* _Records shown_
# # # # # # #
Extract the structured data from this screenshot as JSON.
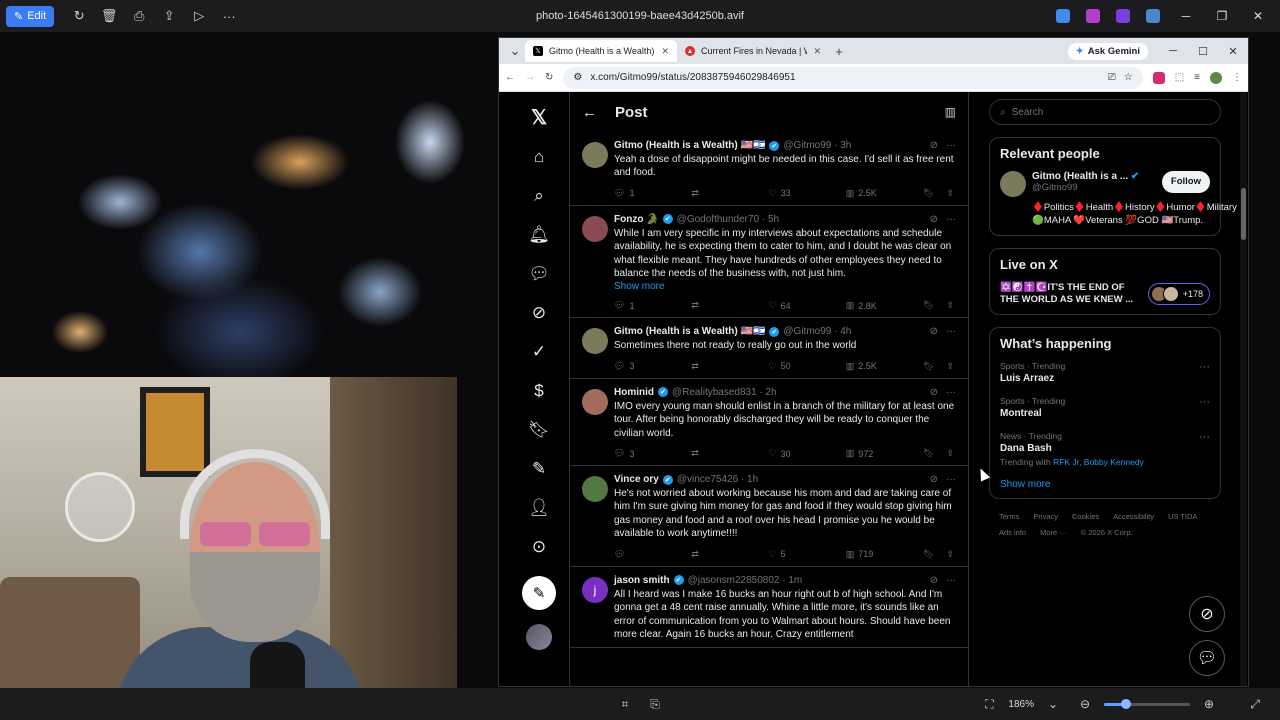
{
  "viewer": {
    "edit_label": "Edit",
    "file_title": "photo-1645461300199-baee43d4250b.avif",
    "zoom_level": "186%",
    "zoom_fraction": 0.26
  },
  "browser": {
    "tabs": [
      {
        "label": "Gitmo (Health is a Wealth) usu",
        "icon_color": "#000000",
        "active": true
      },
      {
        "label": "Current Fires in Nevada | WFCA",
        "icon_color": "#d62d2d",
        "active": false
      }
    ],
    "gemini_label": "Ask Gemini",
    "url": "x.com/Gitmo99/status/2083875946029846951"
  },
  "xpage": {
    "header_title": "Post",
    "tweets": [
      {
        "name": "Gitmo (Health is a Wealth) 🇺🇸🇮🇱",
        "handle": "@Gitmo99 · 3h",
        "text": "Yeah a dose of disappoint might be needed in this case. I'd sell it as free rent and food.",
        "show_more": "",
        "replies": "1",
        "reposts": "",
        "likes": "33",
        "views": "2.5K",
        "avatar_color": "#7b7a5a"
      },
      {
        "name": "Fonzo 🐊",
        "handle": "@Godofthunder70 · 5h",
        "text": "While I am very specific in my interviews about expectations and schedule availability, he is expecting them to cater to him, and I doubt he was clear on what flexible meant. They have hundreds of other employees they need to balance the needs of the business with, not just him.",
        "show_more": "Show more",
        "replies": "1",
        "reposts": "",
        "likes": "64",
        "views": "2.8K",
        "avatar_color": "#8a4a52"
      },
      {
        "name": "Gitmo (Health is a Wealth) 🇺🇸🇮🇱",
        "handle": "@Gitmo99 · 4h",
        "text": "Sometimes there not ready to really go out in the world",
        "show_more": "",
        "replies": "3",
        "reposts": "",
        "likes": "50",
        "views": "2.5K",
        "avatar_color": "#7b7a5a"
      },
      {
        "name": "Hominid",
        "handle": "@Realitybased831 · 2h",
        "text": "IMO every young man should enlist in a branch of the military for at least one tour. After being honorably discharged they will be ready to conquer the civilian world.",
        "show_more": "",
        "replies": "3",
        "reposts": "",
        "likes": "30",
        "views": "972",
        "avatar_color": "#a26b5e"
      },
      {
        "name": "Vince ory",
        "handle": "@vince75426 · 1h",
        "text": "He's not worried about working because his mom and dad are taking care of him I'm sure giving him money for gas and food if they would stop giving him gas money and food and a roof over his head I promise you he would be available to work anytime!!!!",
        "show_more": "",
        "replies": "",
        "reposts": "",
        "likes": "5",
        "views": "719",
        "avatar_color": "#557744"
      },
      {
        "name": "jason smith",
        "handle": "@jasonsm22850802 · 1m",
        "text": "All I heard was I make 16 bucks an hour right out b of high school. And I'm gonna get a 48 cent raise annually. Whine a little more, it's sounds like an error of communication from you to Walmart about hours. Should have been more clear. Again 16 bucks an hour. Crazy entitlement",
        "show_more": "",
        "replies": "",
        "reposts": "",
        "likes": "",
        "views": "",
        "avatar_color": "#7a2fc2",
        "avatar_letter": "j"
      }
    ]
  },
  "sidebar": {
    "search_placeholder": "Search",
    "relevant_title": "Relevant people",
    "person": {
      "name": "Gitmo (Health is a ...",
      "handle": "@Gitmo99",
      "follow_label": "Follow",
      "bio": "♦️Politics♦️Health♦️History♦️Humor♦️Military🟢MAHA ❤️Veterans 💯GOD 🇺🇸Trump."
    },
    "live_title": "Live on X",
    "live_text": "✡️☯️✝️☪️IT'S THE END OF THE WORLD AS WE KNEW ...",
    "live_count": "+178",
    "happening_title": "What’s happening",
    "trends": [
      {
        "category": "Sports · Trending",
        "title": "Luis Arraez",
        "with_label": "",
        "with_links": ""
      },
      {
        "category": "Sports · Trending",
        "title": "Montreal",
        "with_label": "",
        "with_links": ""
      },
      {
        "category": "News · Trending",
        "title": "Dana Bash",
        "with_label": "Trending with",
        "with_links": "RFK Jr, Bobby Kennedy"
      }
    ],
    "show_more": "Show more",
    "footer_links": [
      "Terms",
      "Privacy",
      "Cookies",
      "Accessibility",
      "US TIDA",
      "Ads info",
      "More ···",
      "© 2026 X Corp."
    ]
  }
}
# # # # # # #
* _Given request_
Quote all of the entries word for word, omitting any pictures.

* _Worked answer_
Extract the structured data from this screenshot as JSON.
{
  "viewer": {
    "edit_label": "Edit",
    "file_title": "photo-1645461300199-baee43d4250b.avif",
    "zoom_level": "186%",
    "zoom_fraction": 0.26
  },
  "browser": {
    "tabs": [
      {
        "label": "Gitmo (Health is a Wealth) usu",
        "icon_color": "#000000",
        "active": true
      },
      {
        "label": "Current Fires in Nevada | WFCA",
        "icon_color": "#d62d2d",
        "active": false
      }
    ],
    "gemini_label": "Ask Gemini",
    "url": "x.com/Gitmo99/status/2083875946029846951"
  },
  "xpage": {
    "header_title": "Post",
    "tweets": [
      {
        "name": "Gitmo (Health is a Wealth) 🇺🇸🇮🇱",
        "handle": "@Gitmo99 · 3h",
        "text": "Yeah a dose of disappoint might be needed in this case. I'd sell it as free rent and food.",
        "show_more": "",
        "replies": "1",
        "reposts": "",
        "likes": "33",
        "views": "2.5K",
        "avatar_color": "#7b7a5a"
      },
      {
        "name": "Fonzo 🐊",
        "handle": "@Godofthunder70 · 5h",
        "text": "While I am very specific in my interviews about expectations and schedule availability, he is expecting them to cater to him, and I doubt he was clear on what flexible meant. They have hundreds of other employees they need to balance the needs of the business with, not just him.",
        "show_more": "Show more",
        "replies": "1",
        "reposts": "",
        "likes": "64",
        "views": "2.8K",
        "avatar_color": "#8a4a52"
      },
      {
        "name": "Gitmo (Health is a Wealth) 🇺🇸🇮🇱",
        "handle": "@Gitmo99 · 4h",
        "text": "Sometimes there not ready to really go out in the world",
        "show_more": "",
        "replies": "3",
        "reposts": "",
        "likes": "50",
        "views": "2.5K",
        "avatar_color": "#7b7a5a"
      },
      {
        "name": "Hominid",
        "handle": "@Realitybased831 · 2h",
        "text": "IMO every young man should enlist in a branch of the military for at least one tour. After being honorably discharged they will be ready to conquer the civilian world.",
        "show_more": "",
        "replies": "3",
        "reposts": "",
        "likes": "30",
        "views": "972",
        "avatar_color": "#a26b5e"
      },
      {
        "name": "Vince ory",
        "handle": "@vince75426 · 1h",
        "text": "He's not worried about working because his mom and dad are taking care of him I'm sure giving him money for gas and food if they would stop giving him gas money and food and a roof over his head I promise you he would be available to work anytime!!!!",
        "show_more": "",
        "replies": "",
        "reposts": "",
        "likes": "5",
        "views": "719",
        "avatar_color": "#557744"
      },
      {
        "name": "jason smith",
        "handle": "@jasonsm22850802 · 1m",
        "text": "All I heard was I make 16 bucks an hour right out b of high school. And I'm gonna get a 48 cent raise annually. Whine a little more, it's sounds like an error of communication from you to Walmart about hours. Should have been more clear. Again 16 bucks an hour. Crazy entitlement",
        "show_more": "",
        "replies": "",
        "reposts": "",
        "likes": "",
        "views": "",
        "avatar_color": "#7a2fc2",
        "avatar_letter": "j"
      }
    ]
  },
  "sidebar": {
    "search_placeholder": "Search",
    "relevant_title": "Relevant people",
    "person": {
      "name": "Gitmo (Health is a ...",
      "handle": "@Gitmo99",
      "follow_label": "Follow",
      "bio": "♦️Politics♦️Health♦️History♦️Humor♦️Military🟢MAHA ❤️Veterans 💯GOD 🇺🇸Trump."
    },
    "live_title": "Live on X",
    "live_text": "✡️☯️✝️☪️IT'S THE END OF THE WORLD AS WE KNEW ...",
    "live_count": "+178",
    "happening_title": "What’s happening",
    "trends": [
      {
        "category": "Sports · Trending",
        "title": "Luis Arraez",
        "with_label": "",
        "with_links": ""
      },
      {
        "category": "Sports · Trending",
        "title": "Montreal",
        "with_label": "",
        "with_links": ""
      },
      {
        "category": "News · Trending",
        "title": "Dana Bash",
        "with_label": "Trending with",
        "with_links": "RFK Jr, Bobby Kennedy"
      }
    ],
    "show_more": "Show more",
    "footer_links": [
      "Terms",
      "Privacy",
      "Cookies",
      "Accessibility",
      "US TIDA",
      "Ads info",
      "More ···",
      "© 2026 X Corp."
    ]
  }
}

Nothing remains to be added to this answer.